RECORDS FOR THE EXERCISE -
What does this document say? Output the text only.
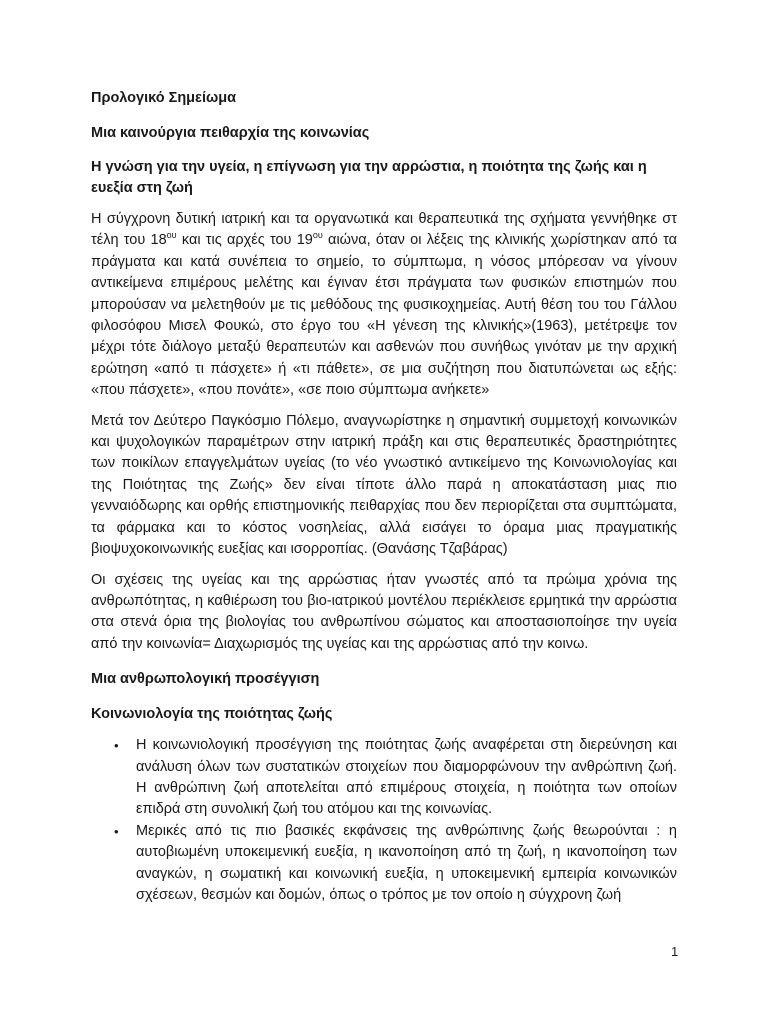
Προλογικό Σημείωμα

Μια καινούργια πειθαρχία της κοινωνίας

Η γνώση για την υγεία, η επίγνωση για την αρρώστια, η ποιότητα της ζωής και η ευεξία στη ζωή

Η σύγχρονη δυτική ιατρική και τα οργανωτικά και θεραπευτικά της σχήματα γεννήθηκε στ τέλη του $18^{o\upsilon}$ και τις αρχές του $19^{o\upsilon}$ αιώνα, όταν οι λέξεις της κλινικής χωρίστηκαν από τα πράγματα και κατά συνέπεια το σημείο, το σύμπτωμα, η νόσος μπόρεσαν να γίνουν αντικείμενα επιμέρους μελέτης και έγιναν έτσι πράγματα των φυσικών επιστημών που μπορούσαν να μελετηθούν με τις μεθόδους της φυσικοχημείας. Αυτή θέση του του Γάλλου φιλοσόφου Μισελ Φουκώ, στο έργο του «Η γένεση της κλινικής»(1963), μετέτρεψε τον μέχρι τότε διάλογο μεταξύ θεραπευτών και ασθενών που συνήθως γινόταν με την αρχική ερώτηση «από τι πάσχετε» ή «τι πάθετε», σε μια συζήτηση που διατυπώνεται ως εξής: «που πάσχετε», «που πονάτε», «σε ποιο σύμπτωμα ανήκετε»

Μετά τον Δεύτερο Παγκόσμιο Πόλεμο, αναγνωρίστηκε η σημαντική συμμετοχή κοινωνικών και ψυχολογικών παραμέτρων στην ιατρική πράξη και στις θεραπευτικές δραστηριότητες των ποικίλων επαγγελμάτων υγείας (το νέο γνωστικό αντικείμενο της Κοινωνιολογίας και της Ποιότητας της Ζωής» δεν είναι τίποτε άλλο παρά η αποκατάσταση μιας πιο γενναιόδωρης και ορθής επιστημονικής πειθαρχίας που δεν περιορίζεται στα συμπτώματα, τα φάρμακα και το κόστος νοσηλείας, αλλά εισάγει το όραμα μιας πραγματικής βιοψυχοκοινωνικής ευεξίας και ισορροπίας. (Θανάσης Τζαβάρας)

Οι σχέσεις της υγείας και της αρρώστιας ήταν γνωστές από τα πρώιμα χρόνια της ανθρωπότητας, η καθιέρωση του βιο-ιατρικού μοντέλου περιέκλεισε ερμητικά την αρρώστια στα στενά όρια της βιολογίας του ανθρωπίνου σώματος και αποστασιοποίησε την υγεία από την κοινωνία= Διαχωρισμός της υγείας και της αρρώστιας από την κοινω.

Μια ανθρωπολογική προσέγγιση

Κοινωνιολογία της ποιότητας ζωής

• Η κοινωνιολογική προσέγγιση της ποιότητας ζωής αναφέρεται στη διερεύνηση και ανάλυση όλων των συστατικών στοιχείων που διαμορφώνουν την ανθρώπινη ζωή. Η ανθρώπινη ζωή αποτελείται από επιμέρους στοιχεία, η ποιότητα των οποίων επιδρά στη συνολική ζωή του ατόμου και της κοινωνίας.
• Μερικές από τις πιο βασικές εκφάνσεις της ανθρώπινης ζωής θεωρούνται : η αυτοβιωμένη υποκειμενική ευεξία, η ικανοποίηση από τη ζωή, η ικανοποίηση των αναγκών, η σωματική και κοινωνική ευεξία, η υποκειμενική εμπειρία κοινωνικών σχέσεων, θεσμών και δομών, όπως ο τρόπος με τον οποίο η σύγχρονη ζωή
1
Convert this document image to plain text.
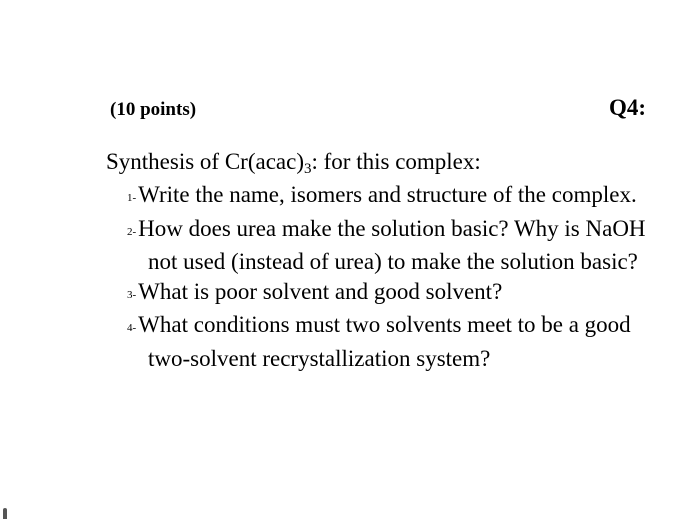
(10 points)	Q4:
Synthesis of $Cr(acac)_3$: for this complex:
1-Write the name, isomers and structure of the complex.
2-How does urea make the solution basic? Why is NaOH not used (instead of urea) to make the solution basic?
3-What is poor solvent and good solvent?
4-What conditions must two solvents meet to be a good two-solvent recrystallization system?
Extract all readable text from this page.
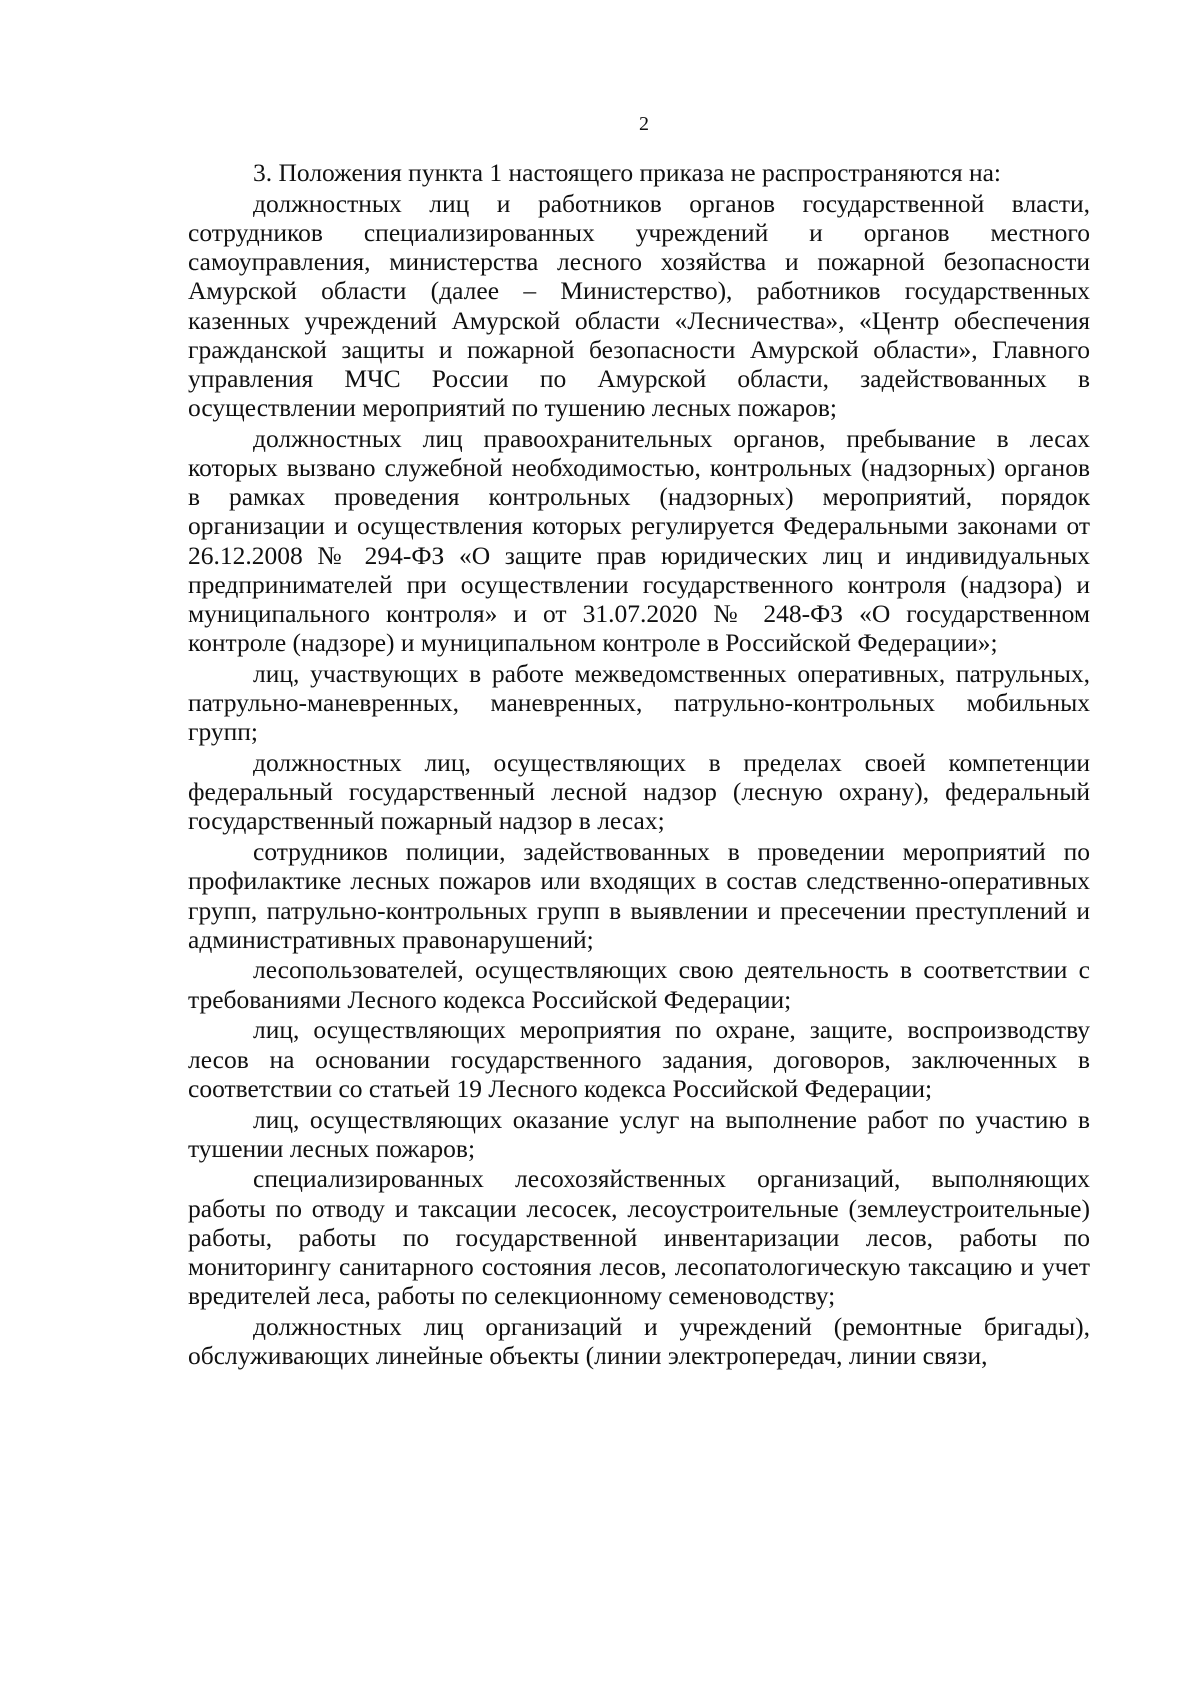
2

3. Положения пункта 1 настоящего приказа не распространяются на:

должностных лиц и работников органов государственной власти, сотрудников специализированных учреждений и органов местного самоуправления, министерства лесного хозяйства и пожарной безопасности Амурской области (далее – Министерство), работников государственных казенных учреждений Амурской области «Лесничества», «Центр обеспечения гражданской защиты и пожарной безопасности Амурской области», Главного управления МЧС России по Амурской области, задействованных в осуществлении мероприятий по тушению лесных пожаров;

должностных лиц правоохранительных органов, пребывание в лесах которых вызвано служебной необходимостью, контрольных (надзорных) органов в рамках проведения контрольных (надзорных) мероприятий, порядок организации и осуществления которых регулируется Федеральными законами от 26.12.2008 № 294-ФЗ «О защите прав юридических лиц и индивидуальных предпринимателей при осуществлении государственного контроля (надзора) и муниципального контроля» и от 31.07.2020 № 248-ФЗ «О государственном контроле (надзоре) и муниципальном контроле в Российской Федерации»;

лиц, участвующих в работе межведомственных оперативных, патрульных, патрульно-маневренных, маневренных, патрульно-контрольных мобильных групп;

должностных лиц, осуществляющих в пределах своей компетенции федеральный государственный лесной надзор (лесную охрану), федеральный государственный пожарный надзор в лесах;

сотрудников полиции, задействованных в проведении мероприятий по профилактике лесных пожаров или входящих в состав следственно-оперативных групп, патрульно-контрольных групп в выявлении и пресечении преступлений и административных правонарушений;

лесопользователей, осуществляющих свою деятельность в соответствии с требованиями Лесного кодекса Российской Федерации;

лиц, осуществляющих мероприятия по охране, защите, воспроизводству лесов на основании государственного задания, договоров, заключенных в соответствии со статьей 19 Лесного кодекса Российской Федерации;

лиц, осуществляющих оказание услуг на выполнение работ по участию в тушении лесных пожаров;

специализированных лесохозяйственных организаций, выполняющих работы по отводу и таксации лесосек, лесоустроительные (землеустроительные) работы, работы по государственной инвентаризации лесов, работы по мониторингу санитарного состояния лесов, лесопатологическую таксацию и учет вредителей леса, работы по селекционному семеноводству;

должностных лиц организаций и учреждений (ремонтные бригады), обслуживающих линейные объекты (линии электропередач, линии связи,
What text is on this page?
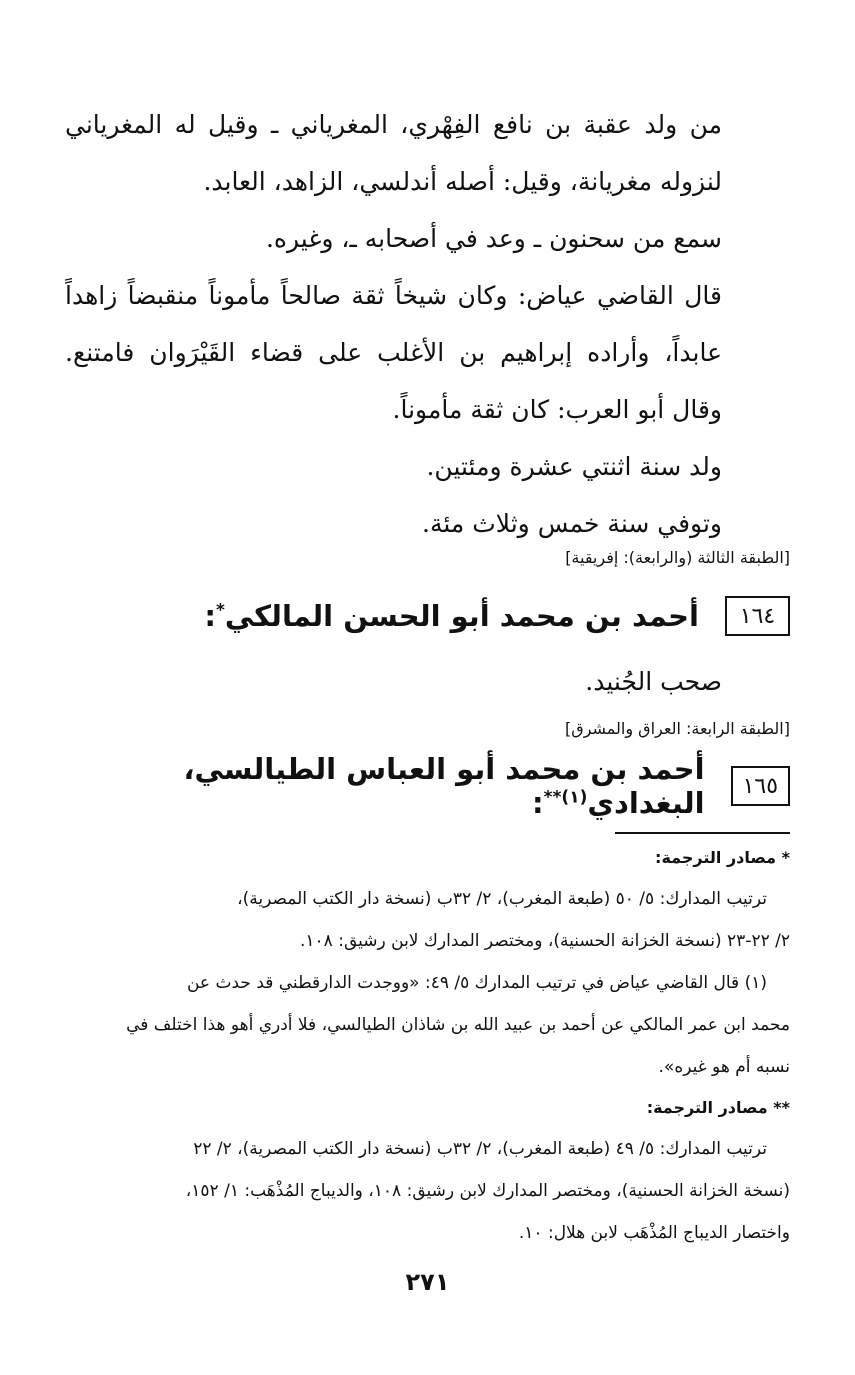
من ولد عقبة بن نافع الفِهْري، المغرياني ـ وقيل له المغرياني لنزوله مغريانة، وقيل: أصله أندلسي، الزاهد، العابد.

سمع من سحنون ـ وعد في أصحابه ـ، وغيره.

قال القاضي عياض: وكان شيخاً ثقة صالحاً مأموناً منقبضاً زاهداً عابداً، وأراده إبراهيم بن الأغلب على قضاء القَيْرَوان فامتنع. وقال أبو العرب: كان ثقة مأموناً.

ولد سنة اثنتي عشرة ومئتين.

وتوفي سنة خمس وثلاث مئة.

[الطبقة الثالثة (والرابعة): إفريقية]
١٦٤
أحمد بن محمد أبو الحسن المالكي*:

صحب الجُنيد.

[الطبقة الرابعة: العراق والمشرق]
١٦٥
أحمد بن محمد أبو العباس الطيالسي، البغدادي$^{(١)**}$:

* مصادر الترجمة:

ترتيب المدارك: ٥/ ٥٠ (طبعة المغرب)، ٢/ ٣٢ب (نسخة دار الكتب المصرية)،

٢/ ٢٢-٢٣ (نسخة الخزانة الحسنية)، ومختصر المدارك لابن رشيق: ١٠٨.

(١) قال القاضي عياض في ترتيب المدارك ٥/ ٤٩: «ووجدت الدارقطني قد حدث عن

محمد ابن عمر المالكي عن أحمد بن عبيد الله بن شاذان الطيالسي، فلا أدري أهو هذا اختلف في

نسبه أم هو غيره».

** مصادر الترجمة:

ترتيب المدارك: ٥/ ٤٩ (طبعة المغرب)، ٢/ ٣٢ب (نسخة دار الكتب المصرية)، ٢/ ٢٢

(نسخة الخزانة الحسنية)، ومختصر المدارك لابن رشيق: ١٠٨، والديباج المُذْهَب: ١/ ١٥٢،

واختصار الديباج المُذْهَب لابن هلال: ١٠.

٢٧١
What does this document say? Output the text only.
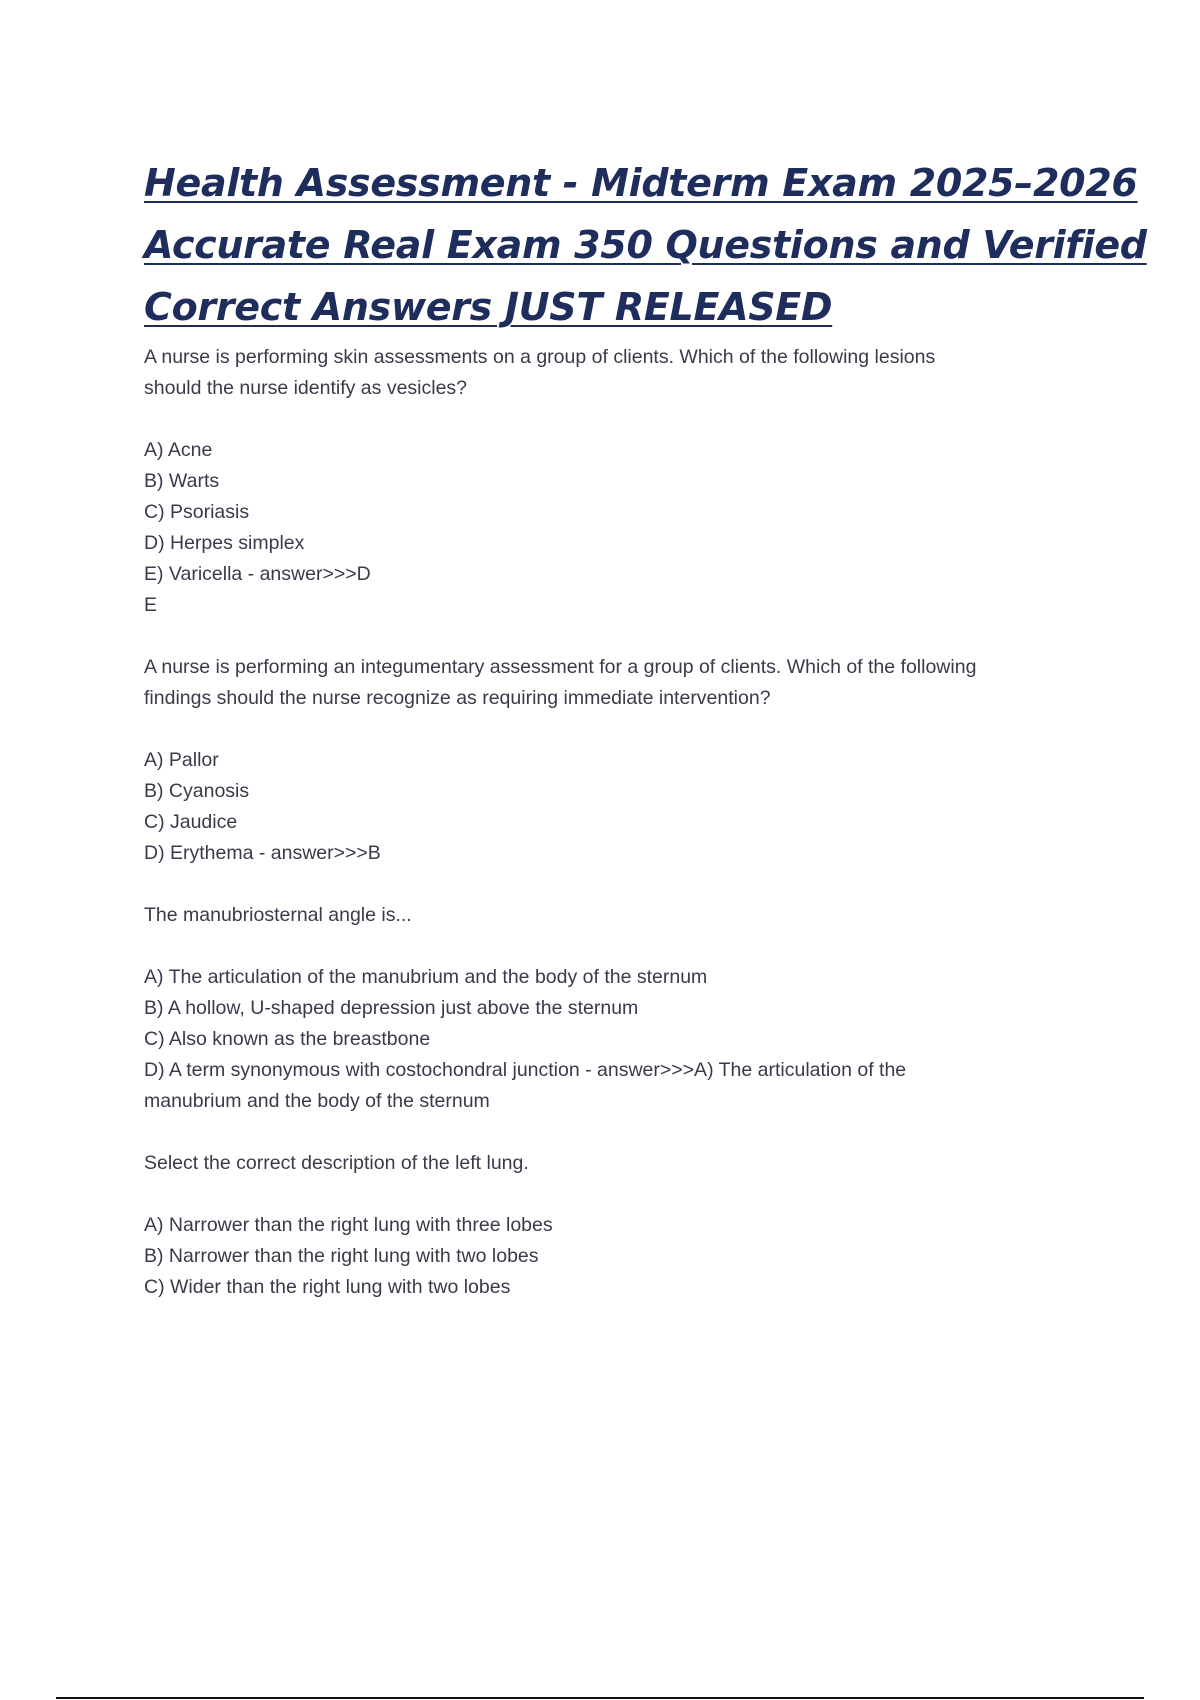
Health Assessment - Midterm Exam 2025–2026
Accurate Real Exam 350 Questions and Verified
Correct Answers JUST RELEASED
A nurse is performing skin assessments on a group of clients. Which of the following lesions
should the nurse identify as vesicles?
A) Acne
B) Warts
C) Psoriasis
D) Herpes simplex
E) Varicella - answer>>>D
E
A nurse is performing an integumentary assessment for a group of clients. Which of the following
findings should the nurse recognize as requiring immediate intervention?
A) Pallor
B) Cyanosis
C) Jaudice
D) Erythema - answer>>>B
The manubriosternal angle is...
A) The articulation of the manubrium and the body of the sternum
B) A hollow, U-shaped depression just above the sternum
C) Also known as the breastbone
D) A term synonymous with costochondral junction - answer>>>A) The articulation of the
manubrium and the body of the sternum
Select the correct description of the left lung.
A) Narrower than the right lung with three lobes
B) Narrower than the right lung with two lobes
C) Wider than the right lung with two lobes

AIM OF THE TASK - Show the lines where the word "Федерации" appears in the entries.

IN RESPONSE -
должностных лиц правоохранительных органов, пребывание в лесах которых вызвано служебной необходимостью, контрольных (надзорных) органов в рамках проведения контрольных (надзорных) мероприятий, порядок организации и осуществления которых регулируется Федеральными законами от 26.12.2008 № 294-ФЗ «О защите прав юридических лиц и индивидуальных предпринимателей при осуществлении государственного контроля (надзора) и муниципального контроля» и от 31.07.2020 № 248-ФЗ «О государственном контроле (надзоре) и муниципальном контроле в Российской Федерации»;
лесопользователей, осуществляющих свою деятельность в соответствии с требованиями Лесного кодекса Российской Федерации;
лиц, осуществляющих мероприятия по охране, защите, воспроизводству лесов на основании государственного задания, договоров, заключенных в соответствии со статьей 19 Лесного кодекса Российской Федерации;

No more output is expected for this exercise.